## Trecho fornecido
Voluntários há 20 anos contra degradação da Serra do Lenheiro


Cidades

José Venâncio de Resende0

Voluntários que atuam em projeto de preservação ambiental na Serra do Lenheiro (foto arquivo pessoal)

Ulisses, Miranda, Iago, Edmilson, Betânia e Arlon. Um grupo de voluntários pequeno em tamanho, porém grande em visão e em ações. Eles atuam na histórica Serra do Lenheiro, localizada inteiramente no município de São João del-Rei. O grupo tem o propósito de estancar a crescente degradação da Serra, evidenciada em problemas como esgoto, especulação imobiliária, danos ao patrimônio por motos de aventura, incêndios anuais, destruição de plantios de árvores, acúmulo de lixo e escassez de água. 

A Serra do Lenheiro esteve na base da constituição da cidade: por ser “caminho do sertão”, passaram os primeiros bandeirantes, inclusive o fundador Tomé Portes del-Rei; foi nela que surgiu o primeiro núcleo de povoamento; foi polo de exploração de ouro no período colonial e forneceu matéria-prima (pedra e madeira) e lenha para as primeiras construções da cidade, de acordo com o geógrafo Arlon Cândido Ferreira em sua dissertação de mestrado. 

Em meados do ano 2000, o professor Antônio Gaio Sobrinho liderou uma caminhada pela região da Arambinga, na Serra do Lenheiro. A partir daquele momento, Luiz Antônio Sacramento Miranda, técnico em turismo, e Ulisses Passarelli, pesquisador, uniram-se numa intensiva busca e observação das características históricas, geográficas e naturais da Serra. “No primeiro momento, o objetivo era o conhecimento pessoal, logo estendido para a composição de um roteiro turístico, que revelasse os atrativos ao longo das trilhas.”

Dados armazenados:
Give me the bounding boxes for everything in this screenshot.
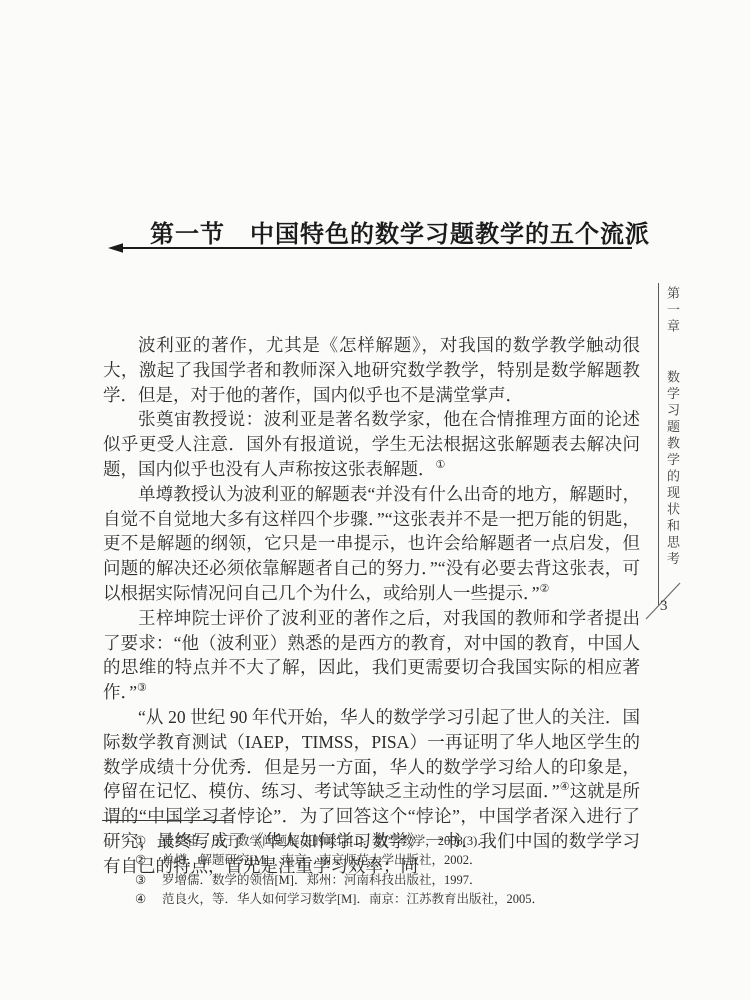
footnotes-list: ①张奠宙．关于数学问题解决的谈话[J]．数学教学，2008(3)．②单墫．解题研…: [135, 832, 640, 909]
sidebar-chapter-label: 第一章: [665, 286, 680, 336]
paragraph: 王梓坤院士评价了波利亚的著作之后，对我国的教师和学者提出了要求：“他（波利亚）熟…: [103, 606, 640, 705]
footnote-text: 单墫．解题研究[M]．南京：南京师范大学出版社，2002．: [162, 851, 640, 870]
paragraph: 波利亚的著作，尤其是《怎样解题》，对我国的数学教学触动很大，激起了我国学者和教师…: [103, 333, 640, 407]
footnote-divider: [102, 820, 233, 821]
footnote-item: ①张奠宙．关于数学问题解决的谈话[J]．数学教学，2008(3)．: [135, 832, 640, 851]
title-underline-graphic: [108, 240, 634, 254]
page-number: 3: [660, 598, 668, 615]
sidebar-chapter: 第一章 数学习题教学的现状和思考: [663, 286, 682, 586]
footnote-number: ②: [135, 851, 162, 870]
paragraph: 单墫教授认为波利亚的解题表“并没有什么出奇的地方，解题时，自觉不自觉地大多有这样…: [103, 482, 640, 606]
sidebar-divider: [658, 283, 659, 605]
footnote-number: ④: [135, 890, 162, 909]
footnote-number: ①: [135, 832, 162, 851]
footnote-item: ②单墫．解题研究[M]．南京：南京师范大学出版社，2002．: [135, 851, 640, 870]
footnote-text: 范良火，等．华人如何学习数学[M]．南京：江苏教育出版社，2005．: [162, 890, 640, 909]
footnote-ref: ①: [436, 459, 446, 471]
footnote-number: ③: [135, 871, 162, 890]
footnote-ref: ②: [540, 583, 550, 595]
footnote-ref: ④: [560, 782, 570, 794]
sidebar-chapter-title: 数学习题教学的现状和思考: [665, 370, 680, 568]
footnote-item: ④范良火，等．华人如何学习数学[M]．南京：江苏教育出版社，2005．: [135, 890, 640, 909]
footnote-item: ③罗增儒．数学的领悟[M]．郑州：河南科技出版社，1997．: [135, 871, 640, 890]
footnote-text: 罗增儒．数学的领悟[M]．郑州：河南科技出版社，1997．: [162, 871, 640, 890]
footnote-ref: ③: [137, 682, 147, 694]
footnote-text: 张奠宙．关于数学问题解决的谈话[J]．数学教学，2008(3)．: [162, 832, 640, 851]
body-paragraphs: 波利亚的著作，尤其是《怎样解题》，对我国的数学教学触动很大，激起了我国学者和教师…: [103, 333, 640, 879]
left-arrow-icon: [108, 243, 123, 253]
book-page: 第一节 中国特色的数学习题教学的五个流派 波利亚的著作，尤其是《怎样解题》，对我…: [0, 0, 750, 1000]
title-underline: [108, 240, 634, 254]
paragraph: 张奠宙教授说：波利亚是著名数学家，他在合情推理方面的论述似乎更受人注意．国外有报…: [103, 407, 640, 481]
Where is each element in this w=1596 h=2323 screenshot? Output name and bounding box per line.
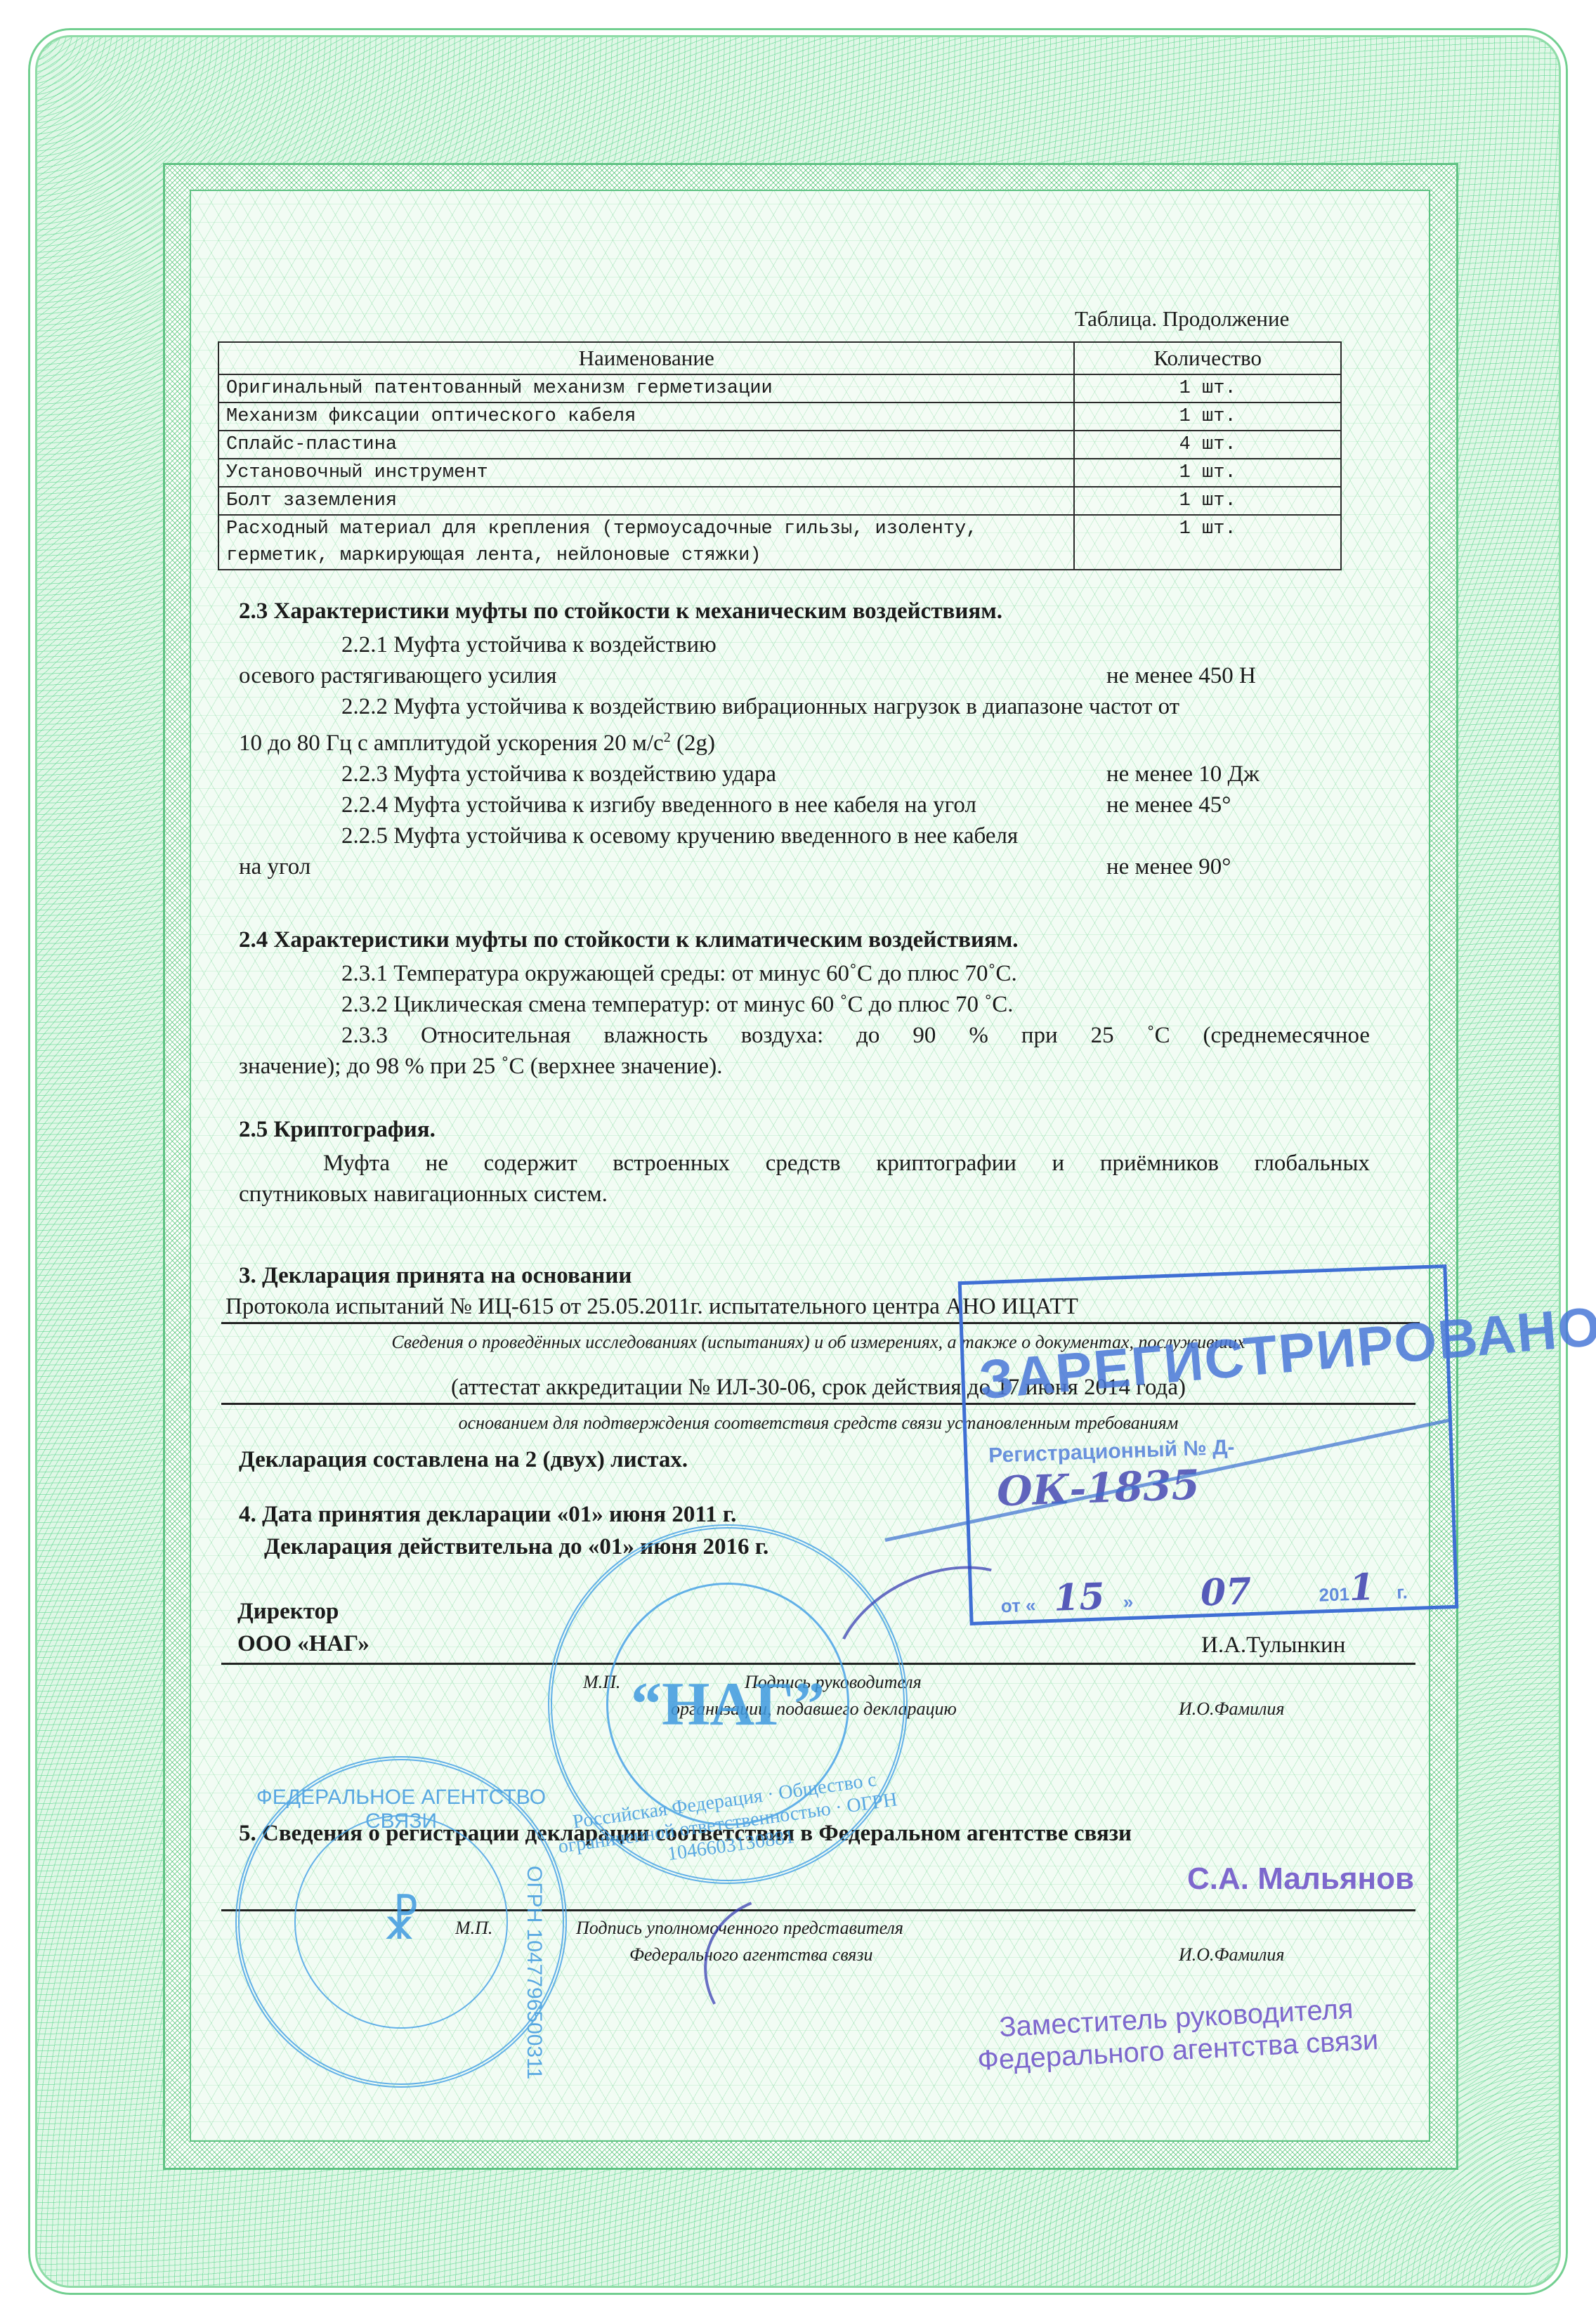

## O que fazer
Dê continuidade ao texto sobre os voluntários da Serra do Lenheiro, começando logo após a última frase apresentada.

## Resultado a seguir
A equipe foi crescendo. Em sua tenra infância, Iago Christino Salles Passarelli, filho de Ulisses, ingressou no grupo, “crescendo por assim dizer na Serra e contribuindo com as descobertas e, em grande parte, com as fotografias”. O início foi difícil, “com altos e baixos, momentos de mais avanço e outros de lentidão, mas nunca paramos. Promessas de publicação do roteiro fracassaram, mas o trabalho seguiu em contínuo aprimoramento”, revela Ulisses. 

O ano de 2015 foi decisivo. Ante a ameaça crescente dos processos destrutivos sobre a Serra, Ulisses e Miranda resolveram reconfigurar a pesquisa, dando-lhe o formato de dossiê. “A base inicial dos conhecimentos até então adquiridos foi a estrutura central. Sobre ela, a pesquisa se intensificou extremamente, sobretudo focada no patrimônio arqueológico.”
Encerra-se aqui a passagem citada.